> [USANDO LA INFORMACIÓN]:
**a.** Traduce al inglés esta oración del texto sobre la cárcel de Tuluá: "En el pabellón ocho, donde ocurrió la conflagración, había 108 presos."
**b.** Transcribe del texto sobre la cárcel de Tuluá la parte que abre con las palabras que contienen "En la mayoría" y cierra con "universidades del delito.".

> [TEXTO PARA ANÁLISIS]:
MÁS de cincuenta muertos y otros tantos heridos es el balance que deja el amotinamiento ocurrido la madrugada del martes 28 de junio en la cárcel de Tuluá. El Inpec ha reconocido que en dicho centro carcelario había hacinamiento. En el pabellón ocho, donde ocurrió la conflagración, había 108 presos. La cárcel, tiene una sobrepoblación del 17%. Todo sucedió, al parecer, por una riña entre internos que, al intentar ser controlada, los mismos presos prendieron fuego a sus colchones, provocando un incendio en cascada, que ocasionó el terror y desastre entre ellos; aunque otros hablan de un intento de evasión masiva.
Presuroso salió el Gobierno a lamentar lo sucedido y anuncia la correspondiente investigación. Paños de agua tibia; remedios totalmente inútiles para la enfermedad grave que padece el sistema penitenciario colombiano.
A la corrupción, que es manifiesta, se suman otros graves problemas ya conocidos, como el del hacinamiento en las cárceles. Gracias a la pandemia y las medidas adoptadas, pasamos de una aglomeración del 48%, al 18% que se informa al día de hoy. Sin embargo, en los centros de reclusión se violan los más elementales derechos humanos; espacios no idóneos e insuficientes hasta para dormir, hay pico y placa durante la noche en penitenciarias como la del Pedregal en la ciudad de Medellín; presos que duermen en los pasillos; y no es atípico que los internos pernocten de pie, por turnos o en los baños. Ahora, para el recluso que tiene dinero, todo se consigue; cambio de patio, cama individual, fiestas, celular y hasta salidas del penal con custodia del Inpec.
En la mayoría de las 133 cárceles y penitenciarías del país, impera la ley del silencio para que cada uno de los esquemas de poder dentro de las cárceles, verdaderas mafias, puedan cumplir sus propósitos de corrupción. Desde el director que cobra millonadas por un cambio de patio, hasta el guardia que permite la entrada de droga, armas, comida o un celular y los reclusos que distribuyen. En las cárceles gobierna el hampa y son verdaderas universidades del delito.
El sistema no cumple con su función de resocializar al delincuente. Todo puede pasar allí menos la rehabilitación de un preso. El personal penitenciario es insuficiente para mantener la seguridad, y aprovechan los criminales con liderazgo para instaurar su sistema de privilegios. El aseo, la higiene, la alimentación son escasos y las visitas familiares se dificultan.
Hay que impulsar un verdadero revolcón en su sistema carcelario. Muchas opiniones se escuchan, desde separar los organismos de administración y vigilancia, construir más cárceles y hasta de privatizarlas para buscar un funcionamiento más eficiente, más seguro y más humano. Que la pena sea aflictiva, como debe serlo toda reclusión, pero que también permita la rehabilitación y la incorporación del recluso a la sociedad. Hay que pensar también en remplazar las condenas en prisión por medidas sustitutivas, más efectivas en términos de readaptación social y menos caras: monitoreo electrónico, libertad condicional, servicio comunitario, justicia terapéutica, etc., por supuesto, para ciertos delitos.
¡Ojalá! no se requieran otros desastres como el de Tuluá para que al fin se le ponga atención a un problema inaplazable.

> [Entradas de datos]:

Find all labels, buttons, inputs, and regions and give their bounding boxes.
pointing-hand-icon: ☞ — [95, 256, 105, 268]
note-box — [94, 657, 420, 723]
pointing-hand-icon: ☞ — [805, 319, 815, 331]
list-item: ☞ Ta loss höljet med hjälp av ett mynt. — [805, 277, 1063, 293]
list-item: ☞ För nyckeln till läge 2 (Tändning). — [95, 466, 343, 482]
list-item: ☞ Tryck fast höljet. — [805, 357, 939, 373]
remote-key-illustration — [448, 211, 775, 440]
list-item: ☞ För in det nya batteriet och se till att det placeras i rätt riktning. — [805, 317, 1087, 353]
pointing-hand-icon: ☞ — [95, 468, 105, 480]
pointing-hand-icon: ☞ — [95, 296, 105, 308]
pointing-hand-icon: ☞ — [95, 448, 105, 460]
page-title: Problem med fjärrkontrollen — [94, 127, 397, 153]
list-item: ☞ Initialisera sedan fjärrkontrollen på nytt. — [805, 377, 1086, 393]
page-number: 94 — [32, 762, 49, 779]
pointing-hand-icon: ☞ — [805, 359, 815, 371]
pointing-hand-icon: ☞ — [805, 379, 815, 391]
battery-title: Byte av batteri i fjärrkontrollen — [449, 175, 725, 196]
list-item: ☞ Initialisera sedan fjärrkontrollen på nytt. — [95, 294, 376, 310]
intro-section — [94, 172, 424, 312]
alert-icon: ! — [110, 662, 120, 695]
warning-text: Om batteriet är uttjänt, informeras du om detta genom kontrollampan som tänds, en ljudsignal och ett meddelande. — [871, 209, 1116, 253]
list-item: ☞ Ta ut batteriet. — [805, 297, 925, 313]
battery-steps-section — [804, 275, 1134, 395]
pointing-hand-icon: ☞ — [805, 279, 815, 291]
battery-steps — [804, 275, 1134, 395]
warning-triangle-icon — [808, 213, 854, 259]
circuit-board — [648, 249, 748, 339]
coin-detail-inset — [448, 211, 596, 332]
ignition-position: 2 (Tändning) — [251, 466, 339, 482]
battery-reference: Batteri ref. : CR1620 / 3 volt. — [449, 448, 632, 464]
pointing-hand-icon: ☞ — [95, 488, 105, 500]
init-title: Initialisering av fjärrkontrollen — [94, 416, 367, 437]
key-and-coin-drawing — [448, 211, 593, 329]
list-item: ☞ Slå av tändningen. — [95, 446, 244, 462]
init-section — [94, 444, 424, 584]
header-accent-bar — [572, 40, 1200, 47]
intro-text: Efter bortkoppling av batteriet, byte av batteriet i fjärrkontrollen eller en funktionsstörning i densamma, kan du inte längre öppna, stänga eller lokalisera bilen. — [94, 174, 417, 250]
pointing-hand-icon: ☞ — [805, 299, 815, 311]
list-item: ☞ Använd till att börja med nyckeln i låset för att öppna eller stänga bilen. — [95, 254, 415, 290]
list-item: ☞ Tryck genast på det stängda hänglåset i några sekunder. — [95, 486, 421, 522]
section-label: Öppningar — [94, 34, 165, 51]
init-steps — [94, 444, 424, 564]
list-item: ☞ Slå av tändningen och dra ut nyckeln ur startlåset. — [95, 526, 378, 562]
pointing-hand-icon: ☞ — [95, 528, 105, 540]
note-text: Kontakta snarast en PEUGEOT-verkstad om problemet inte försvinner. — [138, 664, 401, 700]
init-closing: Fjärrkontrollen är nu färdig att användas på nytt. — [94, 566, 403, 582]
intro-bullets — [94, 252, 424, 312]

> [RESPUESTAS]:
**a.** In cell block eight, where the fire broke out, there were 108 prisoners.

**b.**
En la mayoría de las 133 cárceles y penitenciarías del país, impera la ley del silencio para que cada uno de los esquemas de poder dentro de las cárceles, verdaderas mafias, puedan cumplir sus propósitos de corrupción. Desde el director que cobra millonadas por un cambio de patio, hasta el guardia que permite la entrada de droga, armas, comida o un celular y los reclusos que distribuyen. En las cárceles gobierna el hampa y son verdaderas universidades del delito.